*Exercise description*
The records underneath are to be repeated exactly, with the pictures left out.

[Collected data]

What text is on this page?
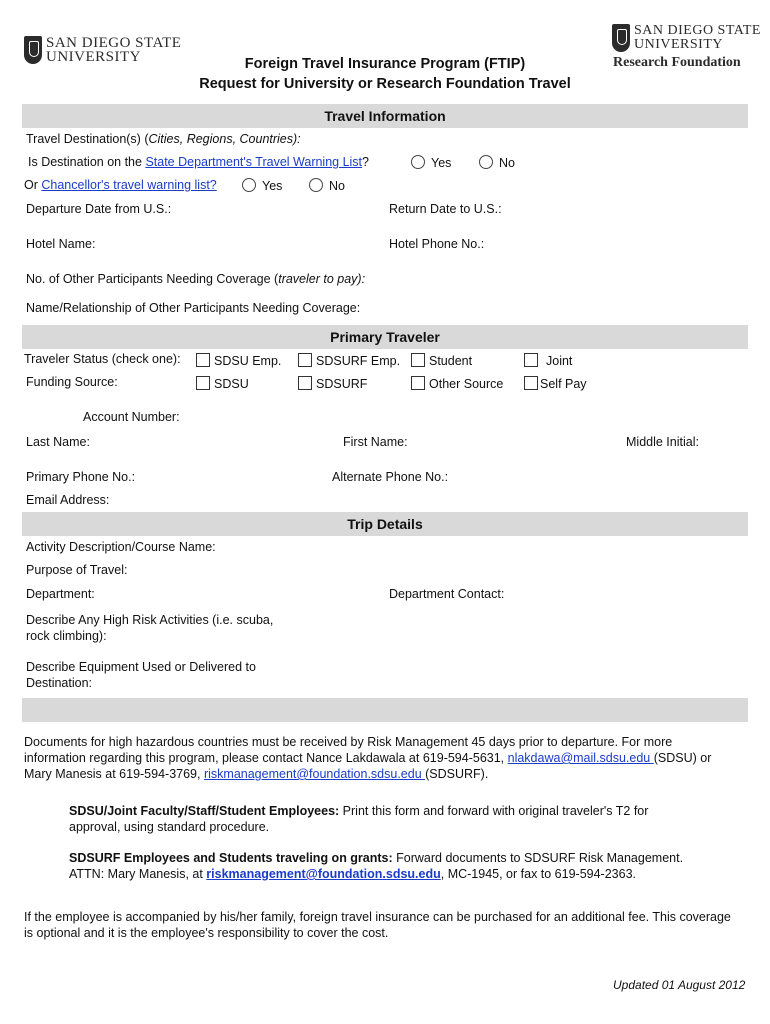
SAN DIEGO STATE
UNIVERSITY
SAN DIEGO STATE
UNIVERSITY
Research Foundation
Foreign Travel Insurance Program (FTIP)
Request for University or Research Foundation Travel
Travel Information
Travel Destination(s) (Cities, Regions, Countries):
Is Destination on the State Department's Travel Warning List?	Yes	No
Or Chancellor's travel warning list?	Yes	No
Departure Date from U.S.:	Return Date to U.S.:
Hotel Name:	Hotel Phone No.:
No. of Other Participants Needing Coverage (traveler to pay):
Name/Relationship of Other Participants Needing Coverage:
Primary Traveler
Traveler Status (check one):	SDSU Emp.	SDSURF Emp.	Student	Joint
Funding Source:	SDSU	SDSURF	Other Source	Self Pay
Account Number:
Last Name:	First Name:	Middle Initial:
Primary Phone No.:	Alternate Phone No.:
Email Address:
Trip Details
Activity Description/Course Name:
Purpose of Travel:
Department:	Department Contact:
Describe Any High Risk Activities (i.e. scuba,
rock climbing):
Describe Equipment Used or Delivered to
Destination:
Documents for high hazardous countries must be received by Risk Management 45 days prior to departure. For more
information regarding this program, please contact Nance Lakdawala at 619-594-5631, nlakdawa@mail.sdsu.edu (SDSU) or
Mary Manesis at 619-594-3769, riskmanagement@foundation.sdsu.edu (SDSURF).
SDSU/Joint Faculty/Staff/Student Employees: Print this form and forward with original traveler's T2 for
approval, using standard procedure.
SDSURF Employees and Students traveling on grants: Forward documents to SDSURF Risk Management.
ATTN: Mary Manesis, at riskmanagement@foundation.sdsu.edu, MC-1945, or fax to 619-594-2363.
If the employee is accompanied by his/her family, foreign travel insurance can be purchased for an additional fee. This coverage
is optional and it is the employee's responsibility to cover the cost.
Updated 01 August 2012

*Answer to the exercise*
What text is on this page?
SAN DIEGO STATE
UNIVERSITY
SAN DIEGO STATE
UNIVERSITY
Research Foundation
Foreign Travel Insurance Program (FTIP)
Request for University or Research Foundation Travel
Travel Information
Travel Destination(s) (Cities, Regions, Countries):
Is Destination on the State Department's Travel Warning List?	Yes	No
Or Chancellor's travel warning list?	Yes	No
Departure Date from U.S.:	Return Date to U.S.:
Hotel Name:	Hotel Phone No.:
No. of Other Participants Needing Coverage (traveler to pay):
Name/Relationship of Other Participants Needing Coverage:
Primary Traveler
Traveler Status (check one):	SDSU Emp.	SDSURF Emp.	Student	Joint
Funding Source:	SDSU	SDSURF	Other Source	Self Pay
Account Number:
Last Name:	First Name:	Middle Initial:
Primary Phone No.:	Alternate Phone No.:
Email Address:
Trip Details
Activity Description/Course Name:
Purpose of Travel:
Department:	Department Contact:
Describe Any High Risk Activities (i.e. scuba,
rock climbing):
Describe Equipment Used or Delivered to
Destination:
Documents for high hazardous countries must be received by Risk Management 45 days prior to departure. For more
information regarding this program, please contact Nance Lakdawala at 619-594-5631, nlakdawa@mail.sdsu.edu (SDSU) or
Mary Manesis at 619-594-3769, riskmanagement@foundation.sdsu.edu (SDSURF).
SDSU/Joint Faculty/Staff/Student Employees: Print this form and forward with original traveler's T2 for
approval, using standard procedure.
SDSURF Employees and Students traveling on grants: Forward documents to SDSURF Risk Management.
ATTN: Mary Manesis, at riskmanagement@foundation.sdsu.edu, MC-1945, or fax to 619-594-2363.
If the employee is accompanied by his/her family, foreign travel insurance can be purchased for an additional fee. This coverage
is optional and it is the employee's responsibility to cover the cost.
Updated 01 August 2012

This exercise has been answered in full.